▼

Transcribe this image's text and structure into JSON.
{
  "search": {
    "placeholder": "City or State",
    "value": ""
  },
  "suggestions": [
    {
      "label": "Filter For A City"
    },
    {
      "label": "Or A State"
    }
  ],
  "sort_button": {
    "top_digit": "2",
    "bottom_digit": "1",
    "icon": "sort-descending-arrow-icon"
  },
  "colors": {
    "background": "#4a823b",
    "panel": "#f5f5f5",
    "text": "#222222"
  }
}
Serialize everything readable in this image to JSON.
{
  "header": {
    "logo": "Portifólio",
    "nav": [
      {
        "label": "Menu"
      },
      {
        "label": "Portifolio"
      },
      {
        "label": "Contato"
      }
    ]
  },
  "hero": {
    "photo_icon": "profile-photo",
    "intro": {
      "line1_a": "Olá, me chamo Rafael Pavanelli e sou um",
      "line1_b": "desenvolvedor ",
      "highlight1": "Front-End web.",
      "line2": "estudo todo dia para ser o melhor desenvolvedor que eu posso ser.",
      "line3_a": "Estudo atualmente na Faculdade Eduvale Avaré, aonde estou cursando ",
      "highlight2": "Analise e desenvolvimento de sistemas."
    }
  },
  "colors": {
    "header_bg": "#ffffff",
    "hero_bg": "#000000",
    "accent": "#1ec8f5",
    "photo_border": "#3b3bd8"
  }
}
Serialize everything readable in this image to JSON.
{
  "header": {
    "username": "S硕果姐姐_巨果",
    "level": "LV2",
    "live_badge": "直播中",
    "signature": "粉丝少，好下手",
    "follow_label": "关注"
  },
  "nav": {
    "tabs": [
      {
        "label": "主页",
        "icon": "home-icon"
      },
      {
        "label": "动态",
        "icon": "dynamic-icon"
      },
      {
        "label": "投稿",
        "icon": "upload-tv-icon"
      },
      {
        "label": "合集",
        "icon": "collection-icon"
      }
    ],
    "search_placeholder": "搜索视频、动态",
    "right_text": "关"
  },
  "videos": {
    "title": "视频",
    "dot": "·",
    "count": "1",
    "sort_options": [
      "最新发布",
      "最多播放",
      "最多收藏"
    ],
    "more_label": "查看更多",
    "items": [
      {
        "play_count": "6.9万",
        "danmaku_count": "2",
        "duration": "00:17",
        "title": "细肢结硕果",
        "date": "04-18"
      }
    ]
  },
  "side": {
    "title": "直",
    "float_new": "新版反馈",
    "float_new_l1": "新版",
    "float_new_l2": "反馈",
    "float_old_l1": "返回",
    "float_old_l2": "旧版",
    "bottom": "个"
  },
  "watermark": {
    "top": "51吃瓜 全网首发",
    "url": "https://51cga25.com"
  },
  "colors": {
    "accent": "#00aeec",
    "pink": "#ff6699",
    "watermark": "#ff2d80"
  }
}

▲

Reproduce the data, keeping every line exactly the same.

Exercise answer -
Transcribe this image's text and structure into JSON.
{
  "search": {
    "placeholder": "City or State",
    "value": ""
  },
  "suggestions": [
    {
      "label": "Filter For A City"
    },
    {
      "label": "Or A State"
    }
  ],
  "sort_button": {
    "top_digit": "2",
    "bottom_digit": "1",
    "icon": "sort-descending-arrow-icon"
  },
  "colors": {
    "background": "#4a823b",
    "panel": "#f5f5f5",
    "text": "#222222"
  }
}
Serialize everything readable in this image to JSON.
{
  "header": {
    "logo": "Portifólio",
    "nav": [
      {
        "label": "Menu"
      },
      {
        "label": "Portifolio"
      },
      {
        "label": "Contato"
      }
    ]
  },
  "hero": {
    "photo_icon": "profile-photo",
    "intro": {
      "line1_a": "Olá, me chamo Rafael Pavanelli e sou um",
      "line1_b": "desenvolvedor ",
      "highlight1": "Front-End web.",
      "line2": "estudo todo dia para ser o melhor desenvolvedor que eu posso ser.",
      "line3_a": "Estudo atualmente na Faculdade Eduvale Avaré, aonde estou cursando ",
      "highlight2": "Analise e desenvolvimento de sistemas."
    }
  },
  "colors": {
    "header_bg": "#ffffff",
    "hero_bg": "#000000",
    "accent": "#1ec8f5",
    "photo_border": "#3b3bd8"
  }
}
Serialize everything readable in this image to JSON.
{
  "header": {
    "username": "S硕果姐姐_巨果",
    "level": "LV2",
    "live_badge": "直播中",
    "signature": "粉丝少，好下手",
    "follow_label": "关注"
  },
  "nav": {
    "tabs": [
      {
        "label": "主页",
        "icon": "home-icon"
      },
      {
        "label": "动态",
        "icon": "dynamic-icon"
      },
      {
        "label": "投稿",
        "icon": "upload-tv-icon"
      },
      {
        "label": "合集",
        "icon": "collection-icon"
      }
    ],
    "search_placeholder": "搜索视频、动态",
    "right_text": "关"
  },
  "videos": {
    "title": "视频",
    "dot": "·",
    "count": "1",
    "sort_options": [
      "最新发布",
      "最多播放",
      "最多收藏"
    ],
    "more_label": "查看更多",
    "items": [
      {
        "play_count": "6.9万",
        "danmaku_count": "2",
        "duration": "00:17",
        "title": "细肢结硕果",
        "date": "04-18"
      }
    ]
  },
  "side": {
    "title": "直",
    "float_new": "新版反馈",
    "float_new_l1": "新版",
    "float_new_l2": "反馈",
    "float_old_l1": "返回",
    "float_old_l2": "旧版",
    "bottom": "个"
  },
  "watermark": {
    "top": "51吃瓜 全网首发",
    "url": "https://51cga25.com"
  },
  "colors": {
    "accent": "#00aeec",
    "pink": "#ff6699",
    "watermark": "#ff2d80"
  }
}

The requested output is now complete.